I prefer watching Mythbusters, but Top Gear has some nice presentations occassionally too.

Also, Scrapheap Challenge is in somewhat similar category to MB, and it can be pretty entertaining too.


----------



## lowkey (Jan 23, 2010)

Mythbusters. Besides the obvious blowing up of shit, any show that has grown men getting wasted in the name of science- that has my vote!


----------



## Thatch (Jan 23, 2010)

Seastalker said:


> Also, Scrapheap Challenge is in somewhat similar category to MB, and it can be pretty entertaining too.



Original Scrapheap was awesome, the chamionship series too. Later it's kinda weak, imo. I guess it's mostly because in the first one, there were just two teams, so you could actually cheer for your favorite people. In the second one, it was an actual championship, and you could also cheer for who you liked. Also, the teams were actual teams, so they worked together well. 
The last version (I don't live in britain, so I can't say how recent it was) I saw, with the choosing of members, loses both. You don't really have a favorite to cheer for and the members aren't tuned with eachother.


----------



## Tycho (Jan 23, 2010)

lowkey said:


> Mythbusters. Besides the obvious blowing up of shit, any show that has grown men getting wasted in the name of science- that has my vote!



They were so fucking miserable by the end of that episode, though.

◆ Given records ◆
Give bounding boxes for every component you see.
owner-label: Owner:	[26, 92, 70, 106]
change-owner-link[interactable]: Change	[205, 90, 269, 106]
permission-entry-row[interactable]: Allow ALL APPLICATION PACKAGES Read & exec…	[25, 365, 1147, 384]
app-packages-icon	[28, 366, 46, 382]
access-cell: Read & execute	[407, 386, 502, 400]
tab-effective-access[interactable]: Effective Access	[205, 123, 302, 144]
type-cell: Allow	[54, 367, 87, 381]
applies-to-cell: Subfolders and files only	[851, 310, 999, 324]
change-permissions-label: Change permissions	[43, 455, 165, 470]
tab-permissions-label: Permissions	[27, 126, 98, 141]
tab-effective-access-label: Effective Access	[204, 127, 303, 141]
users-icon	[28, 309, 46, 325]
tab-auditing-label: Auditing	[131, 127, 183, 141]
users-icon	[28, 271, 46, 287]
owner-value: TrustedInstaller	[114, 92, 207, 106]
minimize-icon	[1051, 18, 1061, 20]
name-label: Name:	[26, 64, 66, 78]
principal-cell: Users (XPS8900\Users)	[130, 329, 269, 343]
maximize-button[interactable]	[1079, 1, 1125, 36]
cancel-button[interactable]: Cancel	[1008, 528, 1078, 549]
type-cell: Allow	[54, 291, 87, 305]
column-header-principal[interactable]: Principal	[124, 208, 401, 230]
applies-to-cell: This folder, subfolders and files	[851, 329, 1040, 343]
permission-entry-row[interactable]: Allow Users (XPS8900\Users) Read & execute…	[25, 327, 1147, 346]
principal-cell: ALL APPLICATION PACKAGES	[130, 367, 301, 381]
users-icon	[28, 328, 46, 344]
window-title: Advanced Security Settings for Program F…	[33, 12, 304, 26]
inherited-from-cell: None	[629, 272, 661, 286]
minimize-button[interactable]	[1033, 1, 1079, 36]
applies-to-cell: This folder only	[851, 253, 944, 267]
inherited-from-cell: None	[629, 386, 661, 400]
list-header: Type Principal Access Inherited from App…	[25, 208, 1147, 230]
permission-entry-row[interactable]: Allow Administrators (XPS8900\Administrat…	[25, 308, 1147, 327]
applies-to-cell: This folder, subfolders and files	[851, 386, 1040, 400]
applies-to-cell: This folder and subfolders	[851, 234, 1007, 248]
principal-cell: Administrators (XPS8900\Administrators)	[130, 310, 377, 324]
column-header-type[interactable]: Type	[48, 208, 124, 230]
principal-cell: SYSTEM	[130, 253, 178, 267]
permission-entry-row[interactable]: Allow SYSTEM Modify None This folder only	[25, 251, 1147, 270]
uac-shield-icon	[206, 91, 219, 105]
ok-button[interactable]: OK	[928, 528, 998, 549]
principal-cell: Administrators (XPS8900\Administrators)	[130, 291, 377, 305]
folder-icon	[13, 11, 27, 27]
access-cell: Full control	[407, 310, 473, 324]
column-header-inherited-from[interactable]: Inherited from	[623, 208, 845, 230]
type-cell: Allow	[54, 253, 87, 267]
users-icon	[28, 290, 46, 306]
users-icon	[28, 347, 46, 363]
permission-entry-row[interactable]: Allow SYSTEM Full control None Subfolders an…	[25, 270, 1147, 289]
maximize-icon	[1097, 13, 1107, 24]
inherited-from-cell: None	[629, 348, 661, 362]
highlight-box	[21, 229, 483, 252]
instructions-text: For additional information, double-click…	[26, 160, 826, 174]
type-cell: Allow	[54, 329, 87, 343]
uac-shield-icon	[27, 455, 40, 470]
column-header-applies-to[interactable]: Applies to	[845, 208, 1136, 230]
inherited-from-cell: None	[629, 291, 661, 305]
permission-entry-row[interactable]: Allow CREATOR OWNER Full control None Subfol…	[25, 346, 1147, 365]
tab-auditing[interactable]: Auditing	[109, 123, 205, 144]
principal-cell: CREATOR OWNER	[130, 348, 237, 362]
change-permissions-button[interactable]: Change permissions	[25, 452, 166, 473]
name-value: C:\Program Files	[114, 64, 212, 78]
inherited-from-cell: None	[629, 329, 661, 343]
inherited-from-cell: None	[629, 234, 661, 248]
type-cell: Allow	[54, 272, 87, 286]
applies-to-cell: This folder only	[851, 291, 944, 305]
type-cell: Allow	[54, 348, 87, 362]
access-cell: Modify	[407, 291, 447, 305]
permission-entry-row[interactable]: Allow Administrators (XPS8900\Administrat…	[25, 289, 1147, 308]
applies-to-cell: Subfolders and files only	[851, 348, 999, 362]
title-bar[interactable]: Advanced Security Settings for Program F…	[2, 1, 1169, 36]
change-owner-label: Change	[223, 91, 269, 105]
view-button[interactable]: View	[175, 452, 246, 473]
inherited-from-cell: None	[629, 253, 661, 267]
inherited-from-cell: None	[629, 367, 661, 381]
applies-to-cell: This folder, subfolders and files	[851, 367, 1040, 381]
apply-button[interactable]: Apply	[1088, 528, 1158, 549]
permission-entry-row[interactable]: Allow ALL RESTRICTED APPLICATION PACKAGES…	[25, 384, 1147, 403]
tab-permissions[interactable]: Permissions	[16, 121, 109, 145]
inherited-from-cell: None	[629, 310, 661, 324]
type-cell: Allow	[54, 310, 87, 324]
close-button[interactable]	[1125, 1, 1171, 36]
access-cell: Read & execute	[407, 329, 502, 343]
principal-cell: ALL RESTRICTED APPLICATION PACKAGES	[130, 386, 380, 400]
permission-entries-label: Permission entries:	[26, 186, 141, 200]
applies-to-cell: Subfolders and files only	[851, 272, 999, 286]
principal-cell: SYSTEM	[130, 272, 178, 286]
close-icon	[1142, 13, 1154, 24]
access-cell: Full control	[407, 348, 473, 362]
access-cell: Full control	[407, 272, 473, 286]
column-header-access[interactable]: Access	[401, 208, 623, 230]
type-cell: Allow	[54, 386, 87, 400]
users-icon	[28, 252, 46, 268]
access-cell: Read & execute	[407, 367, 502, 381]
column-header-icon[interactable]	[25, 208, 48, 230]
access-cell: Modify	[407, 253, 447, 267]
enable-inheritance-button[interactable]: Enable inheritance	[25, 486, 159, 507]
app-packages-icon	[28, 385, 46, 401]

◆ Stated exercise ◆
Check each statement against the forum thread, answering yes or no and quoting the words that settle it: (a) The opening post prefers Mythbusters to Top Gear. (b) Thatch lives in Britain. (c) Thatch says the teams in the championship series worked together poorly.

◆ Exercise result ◆
(a) Yes: "I prefer watching Mythbusters, but Top Gear has some nice presentations occassionally too."
(b) No: "I don't live in britain"
(c) No: "the teams were actual teams, so they worked together well."